提供テキスト =>
╔══

さりはま書房徒然日誌2024年8月21日(水)

丸山健二『千日の瑠璃 終結3』七月一日を読む

ー不自由、自由を象徴するものー

七月一日は「私は雲だ」で始まる。「まほろ町立病院のベッドに横たわった患者たちが 各々自分しか見ていないものと思いこんで仰いでいる」雲が語る。
以下引用文。入院患者が眺める雲ではじまって、「自由の利かない」世一の体の動きを「のろのろと」「倦怠に塗りこめられた」と表現しながら視点が移る。
そのあと、「小さなつむじ風」に「羽音によく似た風音」「各病室の窓を軽く叩いて回る」と動きを託す。
やがて世一が羽ばたく動作をしてみせたことで、雲まで届くつむじ風が発生する……。
不自由から自由へ……という流れを、病院のベッドの患者の視界、世一の動き、つむじ風、竜巻に象徴した書き方が心に残る。

私とはすでにして相識の間柄にある少年世一が
   病院の外壁を掌で触れて楽しむしかない
      あまりに自由の利かない体を持て余しながら
         のろのろと世間の外れを横切って行き、

倦怠に塗りこめられたその間に
   小さなつむじ風が生じて
      羽音によく似た風音が
         各病室の窓を軽く叩いて回る。

╚══

作業項目 1 =>
この日誌について、次の問いに答えてください。
(a) 七月一日は何という言葉で始まりますか。
(b) 小さなつむじ風の風音は何によく似ていると書かれていますか。
(c) 少年世一は病院の外壁に何で触れて楽しむしかないのですか。
作業項目 2 => この日誌から、「以下引用文。入院患者が眺める」を含む語句で始まり「に象徴した書き方が心に残る。」で終わる部分を抜き出し、「竜巻」を「嵐」に置き換えて書き直してください。
作業項目 3 => この日誌にある「七月一日は「私は雲だ」で始まる。」という一文を英語に訳してください。

記録データ:
╔══

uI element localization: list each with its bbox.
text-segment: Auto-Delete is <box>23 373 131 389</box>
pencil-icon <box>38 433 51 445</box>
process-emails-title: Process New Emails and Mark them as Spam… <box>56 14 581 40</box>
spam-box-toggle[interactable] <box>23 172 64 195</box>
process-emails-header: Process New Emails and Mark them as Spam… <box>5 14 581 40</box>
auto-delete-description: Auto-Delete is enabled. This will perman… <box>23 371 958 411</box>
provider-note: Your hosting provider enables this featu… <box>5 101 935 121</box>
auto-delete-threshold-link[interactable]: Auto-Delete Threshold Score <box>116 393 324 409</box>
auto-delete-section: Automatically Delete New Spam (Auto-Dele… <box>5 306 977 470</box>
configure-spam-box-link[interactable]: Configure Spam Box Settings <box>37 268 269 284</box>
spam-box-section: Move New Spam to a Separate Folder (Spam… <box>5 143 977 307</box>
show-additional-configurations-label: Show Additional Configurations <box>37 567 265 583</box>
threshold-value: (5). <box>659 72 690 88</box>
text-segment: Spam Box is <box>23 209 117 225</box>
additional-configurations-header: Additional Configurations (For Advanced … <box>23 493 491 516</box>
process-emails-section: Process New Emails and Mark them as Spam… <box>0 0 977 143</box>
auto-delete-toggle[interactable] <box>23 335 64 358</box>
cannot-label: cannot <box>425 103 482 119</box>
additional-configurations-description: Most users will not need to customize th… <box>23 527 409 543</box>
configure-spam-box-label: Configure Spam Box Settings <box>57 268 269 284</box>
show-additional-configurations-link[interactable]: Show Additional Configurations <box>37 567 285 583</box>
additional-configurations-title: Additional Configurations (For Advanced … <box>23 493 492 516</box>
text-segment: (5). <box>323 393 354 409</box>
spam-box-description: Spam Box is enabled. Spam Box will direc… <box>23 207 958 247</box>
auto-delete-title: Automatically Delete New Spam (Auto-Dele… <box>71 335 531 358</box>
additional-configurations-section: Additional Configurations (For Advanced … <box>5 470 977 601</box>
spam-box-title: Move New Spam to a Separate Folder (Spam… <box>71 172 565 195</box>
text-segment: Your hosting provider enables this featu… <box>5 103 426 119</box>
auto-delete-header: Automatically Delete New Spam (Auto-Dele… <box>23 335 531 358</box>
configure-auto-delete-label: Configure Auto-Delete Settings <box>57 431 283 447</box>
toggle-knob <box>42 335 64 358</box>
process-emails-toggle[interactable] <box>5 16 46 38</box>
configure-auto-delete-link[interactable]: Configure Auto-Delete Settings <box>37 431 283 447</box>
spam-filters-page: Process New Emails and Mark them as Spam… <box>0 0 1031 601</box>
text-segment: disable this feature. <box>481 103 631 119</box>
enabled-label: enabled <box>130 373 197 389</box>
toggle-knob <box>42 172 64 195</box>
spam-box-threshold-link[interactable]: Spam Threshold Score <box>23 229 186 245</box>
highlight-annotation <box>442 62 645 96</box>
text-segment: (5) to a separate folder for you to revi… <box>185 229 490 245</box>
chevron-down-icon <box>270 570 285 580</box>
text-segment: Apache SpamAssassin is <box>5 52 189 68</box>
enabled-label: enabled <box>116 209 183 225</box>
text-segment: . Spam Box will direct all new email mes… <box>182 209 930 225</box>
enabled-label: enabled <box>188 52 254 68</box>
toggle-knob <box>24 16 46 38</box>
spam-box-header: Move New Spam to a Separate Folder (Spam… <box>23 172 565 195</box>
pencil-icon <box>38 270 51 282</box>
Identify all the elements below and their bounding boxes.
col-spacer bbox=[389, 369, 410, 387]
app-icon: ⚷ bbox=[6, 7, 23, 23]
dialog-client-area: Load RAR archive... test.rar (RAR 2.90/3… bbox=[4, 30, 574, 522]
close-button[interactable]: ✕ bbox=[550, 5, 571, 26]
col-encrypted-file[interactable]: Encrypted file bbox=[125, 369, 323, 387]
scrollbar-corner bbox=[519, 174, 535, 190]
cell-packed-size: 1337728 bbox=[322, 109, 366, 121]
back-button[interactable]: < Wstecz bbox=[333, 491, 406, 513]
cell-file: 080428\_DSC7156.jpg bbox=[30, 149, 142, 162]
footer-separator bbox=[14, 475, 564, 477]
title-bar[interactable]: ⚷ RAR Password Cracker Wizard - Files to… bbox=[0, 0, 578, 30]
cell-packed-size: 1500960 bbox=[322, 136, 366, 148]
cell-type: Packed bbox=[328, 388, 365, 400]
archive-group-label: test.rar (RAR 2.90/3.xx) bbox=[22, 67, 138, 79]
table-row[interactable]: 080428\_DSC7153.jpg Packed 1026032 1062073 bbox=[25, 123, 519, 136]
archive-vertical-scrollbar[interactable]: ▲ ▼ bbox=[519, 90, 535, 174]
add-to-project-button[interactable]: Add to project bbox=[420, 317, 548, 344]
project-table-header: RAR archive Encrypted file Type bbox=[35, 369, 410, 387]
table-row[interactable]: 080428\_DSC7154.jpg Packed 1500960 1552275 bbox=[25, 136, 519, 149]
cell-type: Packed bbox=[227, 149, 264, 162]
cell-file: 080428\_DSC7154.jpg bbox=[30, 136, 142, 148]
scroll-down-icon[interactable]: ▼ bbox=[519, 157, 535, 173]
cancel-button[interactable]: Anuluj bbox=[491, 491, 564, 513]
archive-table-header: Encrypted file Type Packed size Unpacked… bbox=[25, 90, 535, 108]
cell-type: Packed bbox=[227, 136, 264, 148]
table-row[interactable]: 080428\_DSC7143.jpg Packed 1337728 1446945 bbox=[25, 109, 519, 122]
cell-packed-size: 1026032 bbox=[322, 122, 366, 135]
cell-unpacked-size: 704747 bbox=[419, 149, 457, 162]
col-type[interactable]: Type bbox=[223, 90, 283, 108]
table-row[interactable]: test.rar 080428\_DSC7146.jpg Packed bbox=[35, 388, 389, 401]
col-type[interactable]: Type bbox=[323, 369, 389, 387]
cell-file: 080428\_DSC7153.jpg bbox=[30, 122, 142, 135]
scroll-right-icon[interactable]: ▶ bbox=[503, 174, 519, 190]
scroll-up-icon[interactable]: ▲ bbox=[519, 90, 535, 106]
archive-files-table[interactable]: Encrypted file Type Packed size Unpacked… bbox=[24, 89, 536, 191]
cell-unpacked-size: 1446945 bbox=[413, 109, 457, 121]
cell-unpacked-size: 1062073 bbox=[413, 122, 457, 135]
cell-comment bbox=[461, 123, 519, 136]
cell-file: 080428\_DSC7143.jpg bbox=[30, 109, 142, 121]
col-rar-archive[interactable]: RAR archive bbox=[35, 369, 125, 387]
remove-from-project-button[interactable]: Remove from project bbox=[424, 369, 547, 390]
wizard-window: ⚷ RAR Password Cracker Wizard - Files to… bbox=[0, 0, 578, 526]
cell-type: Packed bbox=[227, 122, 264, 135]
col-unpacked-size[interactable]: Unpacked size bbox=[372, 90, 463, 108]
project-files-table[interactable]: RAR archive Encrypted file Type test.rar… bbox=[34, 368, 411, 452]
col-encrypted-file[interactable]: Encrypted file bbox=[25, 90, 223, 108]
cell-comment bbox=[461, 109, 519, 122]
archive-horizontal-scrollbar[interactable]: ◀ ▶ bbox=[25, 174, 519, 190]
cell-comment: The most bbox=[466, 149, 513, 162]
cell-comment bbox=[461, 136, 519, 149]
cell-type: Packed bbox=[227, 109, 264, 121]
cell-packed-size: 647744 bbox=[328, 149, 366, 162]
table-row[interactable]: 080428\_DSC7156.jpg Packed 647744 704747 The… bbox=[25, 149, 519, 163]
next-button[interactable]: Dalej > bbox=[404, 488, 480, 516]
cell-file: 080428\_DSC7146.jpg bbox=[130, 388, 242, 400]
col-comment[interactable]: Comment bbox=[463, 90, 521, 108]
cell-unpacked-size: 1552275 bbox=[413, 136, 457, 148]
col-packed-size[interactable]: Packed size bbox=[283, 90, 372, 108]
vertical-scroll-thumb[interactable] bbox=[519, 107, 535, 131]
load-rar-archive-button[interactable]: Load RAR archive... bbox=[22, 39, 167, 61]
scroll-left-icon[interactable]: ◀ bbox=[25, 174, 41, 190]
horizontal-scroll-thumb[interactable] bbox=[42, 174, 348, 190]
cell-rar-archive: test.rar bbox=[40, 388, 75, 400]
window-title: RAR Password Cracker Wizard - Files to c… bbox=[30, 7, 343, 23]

╚══

想定解答 1 =>
(a) 「私は雲だ」
(b) 羽音
(c) 掌

想定解答 2 =>
以下引用文。入院患者が眺める雲ではじまって、「自由の利かない」世一の体の動きを「のろのろと」「倦怠に塗りこめられた」と表現しながら視点が移る。
そのあと、「小さなつむじ風」に「羽音によく似た風音」「各病室の窓を軽く叩いて回る」と動きを託す。
やがて世一が羽ばたく動作をしてみせたことで、雲まで届くつむじ風が発生する……。
不自由から自由へ……という流れを、病院のベッドの患者の視界、世一の動き、つむじ風、嵐に象徴した書き方が心に残る。

想定解答 3 => July 1 begins with "I am a cloud."